• GIVEN PROBLEM:
Go through the entries one line at a time, and gather every line that has the word "name".
__________
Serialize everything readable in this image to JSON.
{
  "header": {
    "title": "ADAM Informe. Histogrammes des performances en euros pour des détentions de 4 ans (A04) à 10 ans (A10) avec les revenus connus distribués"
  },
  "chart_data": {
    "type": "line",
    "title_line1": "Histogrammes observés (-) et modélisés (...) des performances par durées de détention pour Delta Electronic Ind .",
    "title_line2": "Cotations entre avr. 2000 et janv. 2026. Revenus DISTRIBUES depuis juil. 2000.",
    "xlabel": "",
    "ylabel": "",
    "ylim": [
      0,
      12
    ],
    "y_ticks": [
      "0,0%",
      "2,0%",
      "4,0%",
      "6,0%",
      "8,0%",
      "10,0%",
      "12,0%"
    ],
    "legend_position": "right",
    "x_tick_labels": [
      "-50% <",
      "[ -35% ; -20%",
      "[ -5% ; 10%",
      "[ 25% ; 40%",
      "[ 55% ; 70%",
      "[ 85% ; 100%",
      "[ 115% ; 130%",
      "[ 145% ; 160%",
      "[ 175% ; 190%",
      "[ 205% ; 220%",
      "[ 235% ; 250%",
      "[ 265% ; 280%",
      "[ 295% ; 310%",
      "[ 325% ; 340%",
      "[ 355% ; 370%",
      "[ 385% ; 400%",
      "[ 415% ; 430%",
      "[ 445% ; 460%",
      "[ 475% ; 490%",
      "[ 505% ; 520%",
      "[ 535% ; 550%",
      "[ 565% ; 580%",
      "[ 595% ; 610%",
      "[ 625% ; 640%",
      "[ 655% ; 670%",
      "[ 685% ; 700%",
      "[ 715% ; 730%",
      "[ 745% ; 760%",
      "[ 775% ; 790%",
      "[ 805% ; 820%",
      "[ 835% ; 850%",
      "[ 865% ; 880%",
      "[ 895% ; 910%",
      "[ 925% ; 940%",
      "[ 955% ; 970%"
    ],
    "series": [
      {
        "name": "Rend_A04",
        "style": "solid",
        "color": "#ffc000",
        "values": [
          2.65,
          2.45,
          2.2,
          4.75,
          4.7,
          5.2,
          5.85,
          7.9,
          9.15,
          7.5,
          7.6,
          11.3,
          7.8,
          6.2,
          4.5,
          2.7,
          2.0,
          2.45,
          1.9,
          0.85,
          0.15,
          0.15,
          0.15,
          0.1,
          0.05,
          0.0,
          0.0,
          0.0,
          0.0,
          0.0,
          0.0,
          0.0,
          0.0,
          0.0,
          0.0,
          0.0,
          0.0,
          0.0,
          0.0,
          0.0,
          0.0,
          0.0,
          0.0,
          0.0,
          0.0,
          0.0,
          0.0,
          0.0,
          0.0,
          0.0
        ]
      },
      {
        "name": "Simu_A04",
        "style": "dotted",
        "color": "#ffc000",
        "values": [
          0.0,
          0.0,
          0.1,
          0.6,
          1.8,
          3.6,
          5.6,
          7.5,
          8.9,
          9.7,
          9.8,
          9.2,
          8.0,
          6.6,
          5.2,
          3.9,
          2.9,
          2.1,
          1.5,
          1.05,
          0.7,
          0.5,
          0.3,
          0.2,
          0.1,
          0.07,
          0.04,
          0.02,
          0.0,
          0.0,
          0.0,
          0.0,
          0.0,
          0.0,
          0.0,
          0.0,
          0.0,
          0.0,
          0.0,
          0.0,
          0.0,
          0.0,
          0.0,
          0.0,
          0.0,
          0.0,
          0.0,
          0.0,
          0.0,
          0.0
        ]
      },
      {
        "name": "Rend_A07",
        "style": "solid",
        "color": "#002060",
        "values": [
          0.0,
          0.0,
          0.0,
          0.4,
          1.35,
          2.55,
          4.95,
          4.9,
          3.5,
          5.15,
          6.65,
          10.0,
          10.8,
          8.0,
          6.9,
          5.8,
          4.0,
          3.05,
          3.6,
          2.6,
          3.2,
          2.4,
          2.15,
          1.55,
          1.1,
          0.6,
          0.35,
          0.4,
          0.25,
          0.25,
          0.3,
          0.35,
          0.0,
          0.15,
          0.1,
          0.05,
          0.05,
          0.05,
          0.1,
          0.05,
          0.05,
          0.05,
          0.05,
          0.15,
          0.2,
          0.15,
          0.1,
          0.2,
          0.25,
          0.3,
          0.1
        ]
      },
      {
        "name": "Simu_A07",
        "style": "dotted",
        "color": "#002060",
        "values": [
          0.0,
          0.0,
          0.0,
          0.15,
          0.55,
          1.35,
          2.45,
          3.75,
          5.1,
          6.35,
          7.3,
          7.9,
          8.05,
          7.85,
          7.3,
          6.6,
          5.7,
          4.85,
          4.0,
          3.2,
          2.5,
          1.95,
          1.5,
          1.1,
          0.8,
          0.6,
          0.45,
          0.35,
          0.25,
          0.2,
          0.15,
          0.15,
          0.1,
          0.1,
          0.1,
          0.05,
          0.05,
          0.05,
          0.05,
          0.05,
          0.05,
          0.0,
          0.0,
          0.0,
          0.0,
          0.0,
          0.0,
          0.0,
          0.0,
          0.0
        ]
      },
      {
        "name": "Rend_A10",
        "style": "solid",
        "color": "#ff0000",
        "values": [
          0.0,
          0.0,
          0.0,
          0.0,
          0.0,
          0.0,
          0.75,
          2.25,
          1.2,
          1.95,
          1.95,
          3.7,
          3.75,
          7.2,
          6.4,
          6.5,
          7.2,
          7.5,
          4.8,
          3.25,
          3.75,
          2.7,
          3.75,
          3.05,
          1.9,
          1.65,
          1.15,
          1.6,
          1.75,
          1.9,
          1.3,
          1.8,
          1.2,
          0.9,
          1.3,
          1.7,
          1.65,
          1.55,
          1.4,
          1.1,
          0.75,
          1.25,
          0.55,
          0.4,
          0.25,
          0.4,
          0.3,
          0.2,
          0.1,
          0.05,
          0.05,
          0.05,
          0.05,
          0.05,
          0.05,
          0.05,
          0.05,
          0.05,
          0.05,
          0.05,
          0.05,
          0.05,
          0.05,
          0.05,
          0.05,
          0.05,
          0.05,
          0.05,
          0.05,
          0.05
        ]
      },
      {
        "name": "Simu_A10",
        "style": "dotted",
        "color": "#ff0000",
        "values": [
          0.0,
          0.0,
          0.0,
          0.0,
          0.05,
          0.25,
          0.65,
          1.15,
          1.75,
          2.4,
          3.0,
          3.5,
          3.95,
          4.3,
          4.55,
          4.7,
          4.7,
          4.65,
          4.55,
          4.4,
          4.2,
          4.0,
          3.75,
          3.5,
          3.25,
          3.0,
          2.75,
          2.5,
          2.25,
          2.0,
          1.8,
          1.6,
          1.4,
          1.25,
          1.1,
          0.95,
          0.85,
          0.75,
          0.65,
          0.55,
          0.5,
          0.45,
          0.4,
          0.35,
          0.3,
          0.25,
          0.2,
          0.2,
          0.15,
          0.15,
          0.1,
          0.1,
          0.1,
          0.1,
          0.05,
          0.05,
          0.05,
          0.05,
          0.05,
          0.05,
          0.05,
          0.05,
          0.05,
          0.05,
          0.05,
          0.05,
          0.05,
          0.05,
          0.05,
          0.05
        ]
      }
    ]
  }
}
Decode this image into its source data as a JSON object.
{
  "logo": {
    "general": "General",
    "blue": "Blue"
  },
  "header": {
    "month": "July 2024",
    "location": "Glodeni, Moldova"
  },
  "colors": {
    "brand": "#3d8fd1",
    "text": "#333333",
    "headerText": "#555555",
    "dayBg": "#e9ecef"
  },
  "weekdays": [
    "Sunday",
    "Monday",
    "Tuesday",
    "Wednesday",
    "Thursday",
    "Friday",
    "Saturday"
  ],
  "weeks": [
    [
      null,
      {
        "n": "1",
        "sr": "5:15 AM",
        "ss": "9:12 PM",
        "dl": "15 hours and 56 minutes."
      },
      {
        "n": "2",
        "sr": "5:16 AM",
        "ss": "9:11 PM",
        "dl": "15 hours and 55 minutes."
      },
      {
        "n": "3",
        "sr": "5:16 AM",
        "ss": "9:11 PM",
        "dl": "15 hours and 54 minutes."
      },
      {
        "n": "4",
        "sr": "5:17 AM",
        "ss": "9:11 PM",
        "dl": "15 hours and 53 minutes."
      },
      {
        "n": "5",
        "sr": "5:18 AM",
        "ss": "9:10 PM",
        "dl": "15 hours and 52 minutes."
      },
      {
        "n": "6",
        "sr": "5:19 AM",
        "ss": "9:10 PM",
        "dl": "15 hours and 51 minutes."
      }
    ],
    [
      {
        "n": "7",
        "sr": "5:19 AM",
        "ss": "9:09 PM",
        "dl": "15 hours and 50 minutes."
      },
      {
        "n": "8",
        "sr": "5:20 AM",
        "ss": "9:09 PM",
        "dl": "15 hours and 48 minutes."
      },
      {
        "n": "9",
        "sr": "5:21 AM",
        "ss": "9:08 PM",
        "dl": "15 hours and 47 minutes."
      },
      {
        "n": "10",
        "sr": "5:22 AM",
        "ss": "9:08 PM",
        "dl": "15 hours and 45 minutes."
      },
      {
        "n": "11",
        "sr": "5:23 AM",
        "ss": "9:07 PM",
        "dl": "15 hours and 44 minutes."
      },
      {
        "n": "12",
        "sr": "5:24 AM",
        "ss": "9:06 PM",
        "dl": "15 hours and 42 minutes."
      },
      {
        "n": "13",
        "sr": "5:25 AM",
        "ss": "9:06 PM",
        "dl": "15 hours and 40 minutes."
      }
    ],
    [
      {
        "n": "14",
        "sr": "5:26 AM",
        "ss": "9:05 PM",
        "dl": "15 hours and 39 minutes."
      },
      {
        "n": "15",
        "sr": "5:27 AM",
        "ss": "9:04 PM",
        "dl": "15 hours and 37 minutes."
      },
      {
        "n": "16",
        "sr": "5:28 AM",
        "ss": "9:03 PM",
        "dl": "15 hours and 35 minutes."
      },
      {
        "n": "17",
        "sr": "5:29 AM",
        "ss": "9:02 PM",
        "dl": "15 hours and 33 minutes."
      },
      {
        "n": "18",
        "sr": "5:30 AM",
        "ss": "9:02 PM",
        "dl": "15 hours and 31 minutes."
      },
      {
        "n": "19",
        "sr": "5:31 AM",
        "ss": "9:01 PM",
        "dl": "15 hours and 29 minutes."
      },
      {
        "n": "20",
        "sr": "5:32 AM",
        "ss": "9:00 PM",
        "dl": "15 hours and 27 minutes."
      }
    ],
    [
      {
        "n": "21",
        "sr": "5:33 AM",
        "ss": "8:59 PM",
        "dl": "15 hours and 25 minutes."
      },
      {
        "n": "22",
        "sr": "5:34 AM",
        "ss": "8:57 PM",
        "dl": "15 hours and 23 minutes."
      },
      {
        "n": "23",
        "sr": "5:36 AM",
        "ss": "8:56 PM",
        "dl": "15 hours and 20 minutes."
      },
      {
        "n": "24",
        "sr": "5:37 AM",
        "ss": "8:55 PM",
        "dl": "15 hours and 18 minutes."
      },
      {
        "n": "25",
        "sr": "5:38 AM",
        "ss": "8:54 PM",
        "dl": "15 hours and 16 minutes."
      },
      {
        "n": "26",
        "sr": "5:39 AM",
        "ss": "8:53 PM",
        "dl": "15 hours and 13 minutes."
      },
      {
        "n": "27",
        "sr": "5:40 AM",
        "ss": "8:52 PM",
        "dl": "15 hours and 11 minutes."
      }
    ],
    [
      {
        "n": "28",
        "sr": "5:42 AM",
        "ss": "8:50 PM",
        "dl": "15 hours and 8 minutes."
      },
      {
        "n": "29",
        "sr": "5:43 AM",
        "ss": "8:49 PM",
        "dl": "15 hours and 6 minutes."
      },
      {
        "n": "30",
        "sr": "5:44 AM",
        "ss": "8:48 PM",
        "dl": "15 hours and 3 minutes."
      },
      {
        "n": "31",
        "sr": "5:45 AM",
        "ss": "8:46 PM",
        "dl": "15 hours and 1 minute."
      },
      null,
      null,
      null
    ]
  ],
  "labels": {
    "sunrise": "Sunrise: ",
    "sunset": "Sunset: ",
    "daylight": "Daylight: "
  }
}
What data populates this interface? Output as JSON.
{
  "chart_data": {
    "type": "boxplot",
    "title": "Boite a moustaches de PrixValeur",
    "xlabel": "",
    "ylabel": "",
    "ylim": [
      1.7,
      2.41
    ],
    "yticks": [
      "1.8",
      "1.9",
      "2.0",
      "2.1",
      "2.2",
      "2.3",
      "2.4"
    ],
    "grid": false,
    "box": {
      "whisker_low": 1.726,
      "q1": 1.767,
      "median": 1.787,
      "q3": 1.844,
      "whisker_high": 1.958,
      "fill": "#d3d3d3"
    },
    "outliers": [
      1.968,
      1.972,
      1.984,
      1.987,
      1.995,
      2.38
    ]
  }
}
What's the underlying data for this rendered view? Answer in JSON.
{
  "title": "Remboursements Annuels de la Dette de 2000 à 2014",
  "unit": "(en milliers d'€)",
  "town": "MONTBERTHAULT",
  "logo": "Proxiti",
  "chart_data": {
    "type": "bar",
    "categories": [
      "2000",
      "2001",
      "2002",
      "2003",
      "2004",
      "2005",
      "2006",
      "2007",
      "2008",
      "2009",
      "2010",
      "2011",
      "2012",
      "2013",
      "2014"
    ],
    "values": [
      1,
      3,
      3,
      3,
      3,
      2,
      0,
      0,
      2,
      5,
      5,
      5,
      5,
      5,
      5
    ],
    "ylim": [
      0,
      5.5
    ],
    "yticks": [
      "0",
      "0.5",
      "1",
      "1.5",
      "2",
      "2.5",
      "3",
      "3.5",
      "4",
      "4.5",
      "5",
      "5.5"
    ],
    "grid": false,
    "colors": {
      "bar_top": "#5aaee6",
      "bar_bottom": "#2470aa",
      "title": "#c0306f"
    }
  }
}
__________
• TASK RESULT:
        "name": "Rend_A04",
        "name": "Simu_A04",
        "name": "Rend_A07",
        "name": "Simu_A07",
        "name": "Rend_A10",
        "name": "Simu_A10",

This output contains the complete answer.